* Record excerpts *
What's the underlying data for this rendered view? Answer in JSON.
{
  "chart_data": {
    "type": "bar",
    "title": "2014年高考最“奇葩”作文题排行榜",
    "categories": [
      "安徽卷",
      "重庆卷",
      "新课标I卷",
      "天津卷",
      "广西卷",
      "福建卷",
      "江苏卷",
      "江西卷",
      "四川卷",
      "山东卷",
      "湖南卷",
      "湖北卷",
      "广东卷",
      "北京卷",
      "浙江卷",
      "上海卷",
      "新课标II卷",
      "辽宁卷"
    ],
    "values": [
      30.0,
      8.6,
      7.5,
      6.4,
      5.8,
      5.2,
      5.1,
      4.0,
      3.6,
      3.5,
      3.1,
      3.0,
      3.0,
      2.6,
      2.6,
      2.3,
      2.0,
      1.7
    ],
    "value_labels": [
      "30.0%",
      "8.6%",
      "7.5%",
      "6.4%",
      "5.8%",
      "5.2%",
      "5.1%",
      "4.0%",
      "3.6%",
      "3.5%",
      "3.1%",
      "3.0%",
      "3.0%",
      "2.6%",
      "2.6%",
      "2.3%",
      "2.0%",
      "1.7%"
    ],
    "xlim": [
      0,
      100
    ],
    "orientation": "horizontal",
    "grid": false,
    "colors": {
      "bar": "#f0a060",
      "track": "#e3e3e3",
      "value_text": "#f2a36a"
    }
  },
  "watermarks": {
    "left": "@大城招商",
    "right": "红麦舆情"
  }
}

* What is being asked *
Extract each record, keeping it identical to the original.

* Output of the exercise *
What's the underlying data for this rendered view? Answer in JSON.
{
  "chart_data": {
    "type": "bar",
    "title": "2014年高考最“奇葩”作文题排行榜",
    "categories": [
      "安徽卷",
      "重庆卷",
      "新课标I卷",
      "天津卷",
      "广西卷",
      "福建卷",
      "江苏卷",
      "江西卷",
      "四川卷",
      "山东卷",
      "湖南卷",
      "湖北卷",
      "广东卷",
      "北京卷",
      "浙江卷",
      "上海卷",
      "新课标II卷",
      "辽宁卷"
    ],
    "values": [
      30.0,
      8.6,
      7.5,
      6.4,
      5.8,
      5.2,
      5.1,
      4.0,
      3.6,
      3.5,
      3.1,
      3.0,
      3.0,
      2.6,
      2.6,
      2.3,
      2.0,
      1.7
    ],
    "value_labels": [
      "30.0%",
      "8.6%",
      "7.5%",
      "6.4%",
      "5.8%",
      "5.2%",
      "5.1%",
      "4.0%",
      "3.6%",
      "3.5%",
      "3.1%",
      "3.0%",
      "3.0%",
      "2.6%",
      "2.6%",
      "2.3%",
      "2.0%",
      "1.7%"
    ],
    "xlim": [
      0,
      100
    ],
    "orientation": "horizontal",
    "grid": false,
    "colors": {
      "bar": "#f0a060",
      "track": "#e3e3e3",
      "value_text": "#f2a36a"
    }
  },
  "watermarks": {
    "left": "@大城招商",
    "right": "红麦舆情"
  }
}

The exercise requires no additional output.